Saved data entries:

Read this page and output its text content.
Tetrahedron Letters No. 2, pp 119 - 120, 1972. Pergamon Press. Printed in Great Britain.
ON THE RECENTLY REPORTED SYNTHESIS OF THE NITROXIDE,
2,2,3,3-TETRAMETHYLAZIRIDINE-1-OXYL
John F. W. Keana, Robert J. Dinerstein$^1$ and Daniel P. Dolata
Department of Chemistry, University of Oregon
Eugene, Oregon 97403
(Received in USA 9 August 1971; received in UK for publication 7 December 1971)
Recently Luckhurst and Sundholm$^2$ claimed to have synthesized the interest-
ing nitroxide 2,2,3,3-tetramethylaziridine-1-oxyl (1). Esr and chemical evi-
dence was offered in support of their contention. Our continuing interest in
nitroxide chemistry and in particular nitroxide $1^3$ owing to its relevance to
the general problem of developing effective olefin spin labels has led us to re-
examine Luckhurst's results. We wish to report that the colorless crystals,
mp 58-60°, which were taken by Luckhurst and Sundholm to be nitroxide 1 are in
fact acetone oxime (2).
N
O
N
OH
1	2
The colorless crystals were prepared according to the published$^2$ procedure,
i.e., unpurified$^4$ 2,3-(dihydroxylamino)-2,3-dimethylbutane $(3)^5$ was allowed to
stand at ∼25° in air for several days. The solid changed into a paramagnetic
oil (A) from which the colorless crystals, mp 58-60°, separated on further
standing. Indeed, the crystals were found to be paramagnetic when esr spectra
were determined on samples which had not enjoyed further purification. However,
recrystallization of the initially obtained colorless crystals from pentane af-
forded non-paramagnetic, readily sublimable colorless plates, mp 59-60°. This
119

• Required work
Reproduce every line above without error.

• Solution
Read this page and output its text content.
Tetrahedron Letters No. 2, pp 119 - 120, 1972. Pergamon Press. Printed in Great Britain.
ON THE RECENTLY REPORTED SYNTHESIS OF THE NITROXIDE,
2,2,3,3-TETRAMETHYLAZIRIDINE-1-OXYL
John F. W. Keana, Robert J. Dinerstein$^1$ and Daniel P. Dolata
Department of Chemistry, University of Oregon
Eugene, Oregon 97403
(Received in USA 9 August 1971; received in UK for publication 7 December 1971)
Recently Luckhurst and Sundholm$^2$ claimed to have synthesized the interest-
ing nitroxide 2,2,3,3-tetramethylaziridine-1-oxyl (1). Esr and chemical evi-
dence was offered in support of their contention. Our continuing interest in
nitroxide chemistry and in particular nitroxide $1^3$ owing to its relevance to
the general problem of developing effective olefin spin labels has led us to re-
examine Luckhurst's results. We wish to report that the colorless crystals,
mp 58-60°, which were taken by Luckhurst and Sundholm to be nitroxide 1 are in
fact acetone oxime (2).
N
O
N
OH
1	2
The colorless crystals were prepared according to the published$^2$ procedure,
i.e., unpurified$^4$ 2,3-(dihydroxylamino)-2,3-dimethylbutane $(3)^5$ was allowed to
stand at ∼25° in air for several days. The solid changed into a paramagnetic
oil (A) from which the colorless crystals, mp 58-60°, separated on further
standing. Indeed, the crystals were found to be paramagnetic when esr spectra
were determined on samples which had not enjoyed further purification. However,
recrystallization of the initially obtained colorless crystals from pentane af-
forded non-paramagnetic, readily sublimable colorless plates, mp 59-60°. This
119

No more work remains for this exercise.